WORK REQUIRED: Select the lines that contain "author" and copy each of them.

═══ RECORDS SUPPLIED

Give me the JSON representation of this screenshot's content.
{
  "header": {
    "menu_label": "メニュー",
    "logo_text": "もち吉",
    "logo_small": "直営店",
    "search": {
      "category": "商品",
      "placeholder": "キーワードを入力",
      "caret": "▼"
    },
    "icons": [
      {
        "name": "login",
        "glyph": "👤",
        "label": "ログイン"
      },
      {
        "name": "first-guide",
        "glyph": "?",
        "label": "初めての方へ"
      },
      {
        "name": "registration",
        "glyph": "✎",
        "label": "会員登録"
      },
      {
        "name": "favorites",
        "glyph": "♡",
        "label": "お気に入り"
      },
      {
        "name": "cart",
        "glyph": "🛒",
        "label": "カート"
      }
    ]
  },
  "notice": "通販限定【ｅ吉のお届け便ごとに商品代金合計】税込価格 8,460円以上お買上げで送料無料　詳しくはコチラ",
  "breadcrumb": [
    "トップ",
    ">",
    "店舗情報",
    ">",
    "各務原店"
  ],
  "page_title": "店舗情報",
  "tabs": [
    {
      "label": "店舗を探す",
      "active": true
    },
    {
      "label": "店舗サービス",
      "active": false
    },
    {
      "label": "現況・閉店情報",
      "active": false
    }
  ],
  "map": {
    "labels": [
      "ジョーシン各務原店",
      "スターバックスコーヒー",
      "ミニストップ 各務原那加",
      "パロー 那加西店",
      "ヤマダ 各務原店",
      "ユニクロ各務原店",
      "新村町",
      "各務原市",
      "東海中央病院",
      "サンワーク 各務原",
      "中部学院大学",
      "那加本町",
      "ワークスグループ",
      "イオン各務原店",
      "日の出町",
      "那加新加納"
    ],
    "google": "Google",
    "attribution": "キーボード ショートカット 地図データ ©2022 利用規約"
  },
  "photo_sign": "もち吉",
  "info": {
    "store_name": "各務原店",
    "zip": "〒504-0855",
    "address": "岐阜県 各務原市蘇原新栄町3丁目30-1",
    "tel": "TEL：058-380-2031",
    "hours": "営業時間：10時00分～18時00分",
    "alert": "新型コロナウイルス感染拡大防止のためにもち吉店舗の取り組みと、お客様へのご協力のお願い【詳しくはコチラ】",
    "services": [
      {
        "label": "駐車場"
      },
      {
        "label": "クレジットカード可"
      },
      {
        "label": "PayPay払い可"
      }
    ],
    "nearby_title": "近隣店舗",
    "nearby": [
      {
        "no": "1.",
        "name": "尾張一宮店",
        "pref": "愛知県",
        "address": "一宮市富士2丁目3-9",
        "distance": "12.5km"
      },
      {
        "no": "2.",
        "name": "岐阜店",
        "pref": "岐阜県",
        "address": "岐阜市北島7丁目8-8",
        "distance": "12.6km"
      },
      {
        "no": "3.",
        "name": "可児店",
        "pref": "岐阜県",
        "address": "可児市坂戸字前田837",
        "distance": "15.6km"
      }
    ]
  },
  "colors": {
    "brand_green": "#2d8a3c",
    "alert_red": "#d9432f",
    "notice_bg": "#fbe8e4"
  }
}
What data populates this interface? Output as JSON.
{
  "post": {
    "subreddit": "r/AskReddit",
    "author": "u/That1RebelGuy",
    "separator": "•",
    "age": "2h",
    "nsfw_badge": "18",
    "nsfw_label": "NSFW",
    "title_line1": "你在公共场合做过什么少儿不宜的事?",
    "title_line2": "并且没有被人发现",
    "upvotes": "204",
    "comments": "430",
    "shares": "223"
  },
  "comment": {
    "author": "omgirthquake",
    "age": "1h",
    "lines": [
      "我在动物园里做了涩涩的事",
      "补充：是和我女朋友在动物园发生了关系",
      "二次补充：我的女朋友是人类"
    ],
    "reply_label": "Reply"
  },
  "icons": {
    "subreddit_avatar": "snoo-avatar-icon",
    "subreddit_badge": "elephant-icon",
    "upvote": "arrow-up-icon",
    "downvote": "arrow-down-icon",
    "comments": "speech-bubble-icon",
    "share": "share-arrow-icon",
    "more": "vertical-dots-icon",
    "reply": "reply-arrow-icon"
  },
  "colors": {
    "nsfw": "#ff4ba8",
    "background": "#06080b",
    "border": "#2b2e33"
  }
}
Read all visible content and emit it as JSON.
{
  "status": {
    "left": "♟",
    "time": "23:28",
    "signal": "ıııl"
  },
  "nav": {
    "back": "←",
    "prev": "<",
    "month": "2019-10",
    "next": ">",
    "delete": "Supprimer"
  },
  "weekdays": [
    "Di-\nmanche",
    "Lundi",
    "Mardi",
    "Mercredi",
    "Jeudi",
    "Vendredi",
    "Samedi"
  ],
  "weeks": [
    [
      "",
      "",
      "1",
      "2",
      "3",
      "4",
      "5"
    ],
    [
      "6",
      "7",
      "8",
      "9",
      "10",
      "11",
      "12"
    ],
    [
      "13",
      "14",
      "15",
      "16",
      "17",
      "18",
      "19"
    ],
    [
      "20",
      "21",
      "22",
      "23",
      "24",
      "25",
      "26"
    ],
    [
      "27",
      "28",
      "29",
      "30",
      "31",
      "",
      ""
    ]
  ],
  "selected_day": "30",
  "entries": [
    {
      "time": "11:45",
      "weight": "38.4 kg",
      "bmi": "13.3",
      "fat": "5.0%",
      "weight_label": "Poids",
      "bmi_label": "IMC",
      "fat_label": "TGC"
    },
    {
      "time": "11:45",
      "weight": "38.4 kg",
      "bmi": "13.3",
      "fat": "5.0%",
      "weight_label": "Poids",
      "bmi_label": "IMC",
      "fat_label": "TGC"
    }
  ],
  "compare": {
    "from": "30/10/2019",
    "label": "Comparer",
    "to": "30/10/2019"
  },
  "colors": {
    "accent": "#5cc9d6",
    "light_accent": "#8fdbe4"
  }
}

══════

THE OUTPUT:
    "author": "u/That1RebelGuy",
    "author": "omgirthquake",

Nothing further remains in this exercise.